GIVEN INSTRUCTION
Pictures do not belong in the copy, so please give every entry below again exactly.

EXERCISE DATA
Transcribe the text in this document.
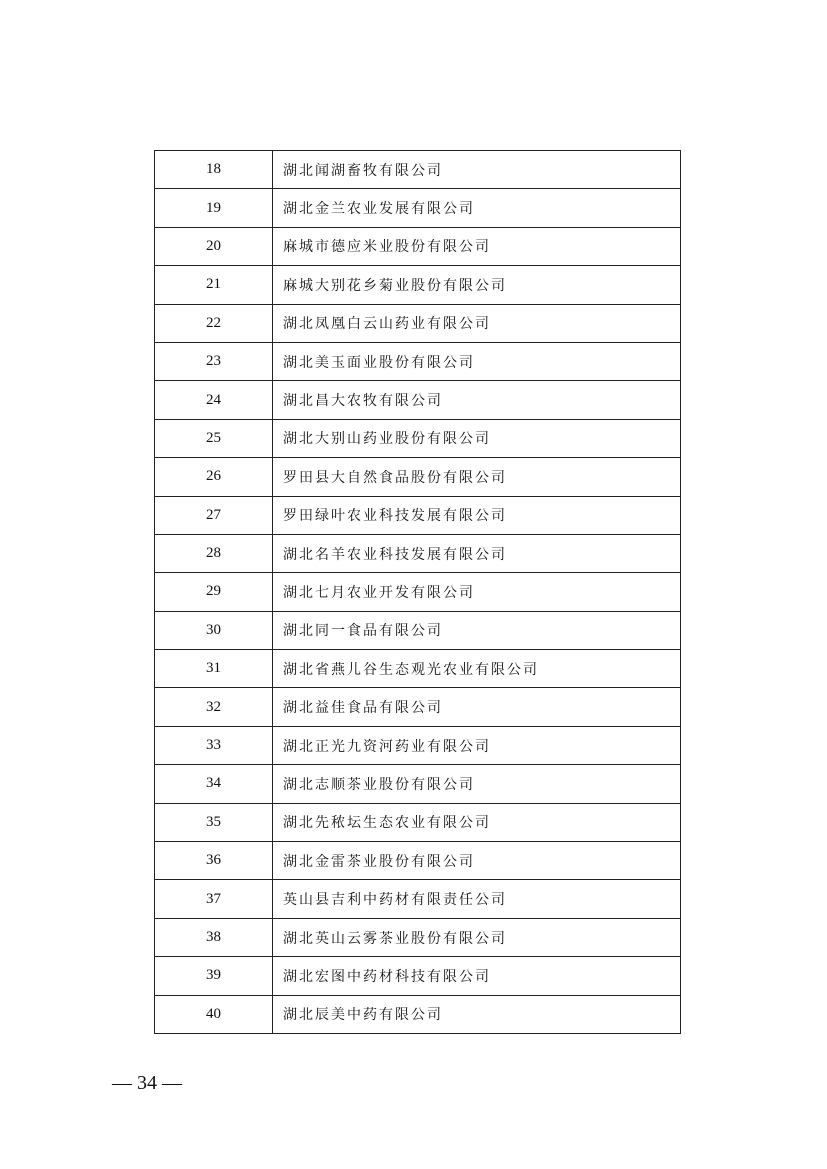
18	湖北闻湖畜牧有限公司
19	湖北金兰农业发展有限公司
20	麻城市德应米业股份有限公司
21	麻城大别花乡菊业股份有限公司
22	湖北凤凰白云山药业有限公司
23	湖北美玉面业股份有限公司
24	湖北昌大农牧有限公司
25	湖北大别山药业股份有限公司
26	罗田县大自然食品股份有限公司
27	罗田绿叶农业科技发展有限公司
28	湖北名羊农业科技发展有限公司
29	湖北七月农业开发有限公司
30	湖北同一食品有限公司
31	湖北省燕儿谷生态观光农业有限公司
32	湖北益佳食品有限公司
33	湖北正光九资河药业有限公司
34	湖北志顺茶业股份有限公司
35	湖北先秾坛生态农业有限公司
36	湖北金雷茶业股份有限公司
37	英山县吉利中药材有限责任公司
38	湖北英山云雾茶业股份有限公司
39	湖北宏图中药材科技有限公司
40	湖北辰美中药有限公司
— 34 —
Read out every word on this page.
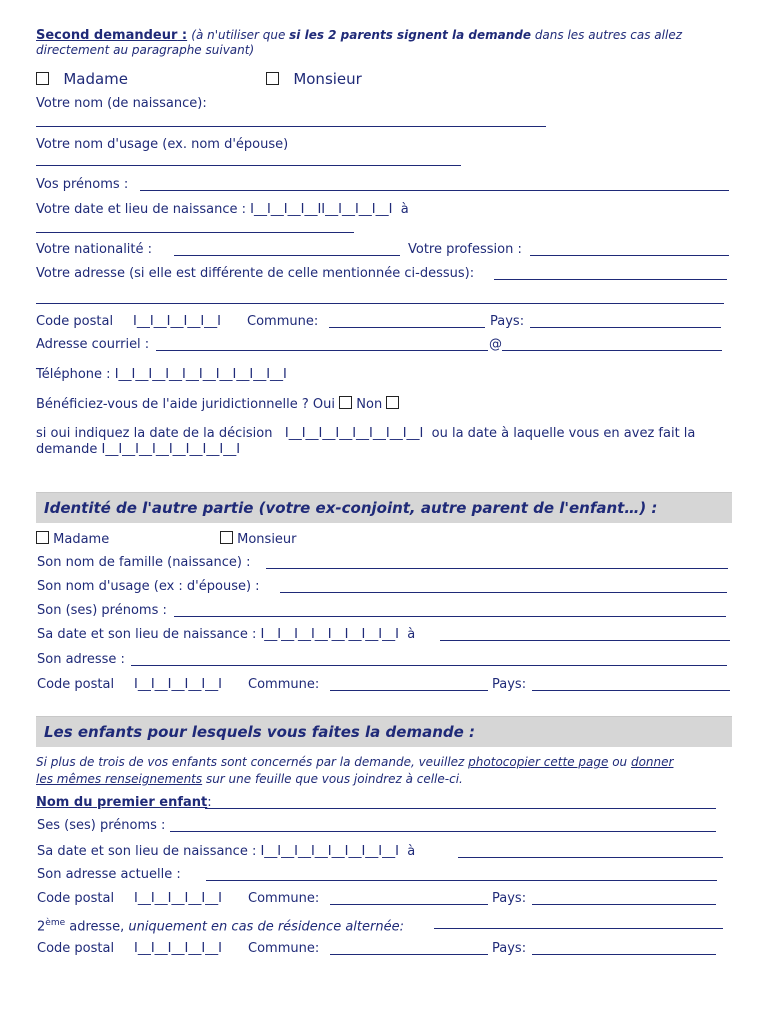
Second demandeur : (à n'utiliser que si les 2 parents signent la demande dans les autres cas allez
directement au paragraphe suivant)
Madame	Monsieur
Votre nom (de naissance):
Votre nom d'usage (ex. nom d'épouse)
Vos prénoms :
Votre date et lieu de naissance : I__I__I__I__II__I__I__I__I à
Votre nationalité :	Votre profession :
Votre adresse (si elle est différente de celle mentionnée ci-dessus):
Code postal I__I__I__I__I__I Commune:	Pays:
Adresse courriel :	@
Téléphone : I__I__I__I__I__I__I__I__I__I__I
Bénéficiez-vous de l'aide juridictionnelle ? Oui Non
si oui indiquez la date de la décision I__I__I__I__I__I__I__I__I ou la date à laquelle vous en avez fait la
demande I__I__I__I__I__I__I__I__I
Identité de l'autre partie (votre ex-conjoint, autre parent de l'enfant…) :
Madame	Monsieur
Son nom de famille (naissance) :
Son nom d'usage (ex : d'épouse) :
Son (ses) prénoms :
Sa date et son lieu de naissance : I__I__I__I__I__I__I__I__I à
Son adresse :
Code postal I__I__I__I__I__I Commune:	Pays:
Les enfants pour lesquels vous faites la demande :
Si plus de trois de vos enfants sont concernés par la demande, veuillez photocopier cette page ou donner
les mêmes renseignements sur une feuille que vous joindrez à celle-ci.
Nom du premier enfant:
Ses (ses) prénoms :
Sa date et son lieu de naissance : I__I__I__I__I__I__I__I__I à
Son adresse actuelle :
Code postal I__I__I__I__I__I Commune:	Pays:
2ème adresse, uniquement en cas de résidence alternée:
Code postal I__I__I__I__I__I Commune:	Pays:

RESPONSE BELOW
Transcribe the text in this document.
18	湖北闻湖畜牧有限公司
19	湖北金兰农业发展有限公司
20	麻城市德应米业股份有限公司
21	麻城大别花乡菊业股份有限公司
22	湖北凤凰白云山药业有限公司
23	湖北美玉面业股份有限公司
24	湖北昌大农牧有限公司
25	湖北大别山药业股份有限公司
26	罗田县大自然食品股份有限公司
27	罗田绿叶农业科技发展有限公司
28	湖北名羊农业科技发展有限公司
29	湖北七月农业开发有限公司
30	湖北同一食品有限公司
31	湖北省燕儿谷生态观光农业有限公司
32	湖北益佳食品有限公司
33	湖北正光九资河药业有限公司
34	湖北志顺茶业股份有限公司
35	湖北先秾坛生态农业有限公司
36	湖北金雷茶业股份有限公司
37	英山县吉利中药材有限责任公司
38	湖北英山云雾茶业股份有限公司
39	湖北宏图中药材科技有限公司
40	湖北辰美中药有限公司
— 34 —
Read out every word on this page.
Second demandeur : (à n'utiliser que si les 2 parents signent la demande dans les autres cas allez
directement au paragraphe suivant)
Madame	Monsieur
Votre nom (de naissance):
Votre nom d'usage (ex. nom d'épouse)
Vos prénoms :
Votre date et lieu de naissance : I__I__I__I__II__I__I__I__I à
Votre nationalité :	Votre profession :
Votre adresse (si elle est différente de celle mentionnée ci-dessus):
Code postal I__I__I__I__I__I Commune:	Pays:
Adresse courriel :	@
Téléphone : I__I__I__I__I__I__I__I__I__I__I
Bénéficiez-vous de l'aide juridictionnelle ? Oui Non
si oui indiquez la date de la décision I__I__I__I__I__I__I__I__I ou la date à laquelle vous en avez fait la
demande I__I__I__I__I__I__I__I__I
Identité de l'autre partie (votre ex-conjoint, autre parent de l'enfant…) :
Madame	Monsieur
Son nom de famille (naissance) :
Son nom d'usage (ex : d'épouse) :
Son (ses) prénoms :
Sa date et son lieu de naissance : I__I__I__I__I__I__I__I__I à
Son adresse :
Code postal I__I__I__I__I__I Commune:	Pays:
Les enfants pour lesquels vous faites la demande :
Si plus de trois de vos enfants sont concernés par la demande, veuillez photocopier cette page ou donner
les mêmes renseignements sur une feuille que vous joindrez à celle-ci.
Nom du premier enfant:
Ses (ses) prénoms :
Sa date et son lieu de naissance : I__I__I__I__I__I__I__I__I à
Son adresse actuelle :
Code postal I__I__I__I__I__I Commune:	Pays:
2ème adresse, uniquement en cas de résidence alternée:
Code postal I__I__I__I__I__I Commune:	Pays:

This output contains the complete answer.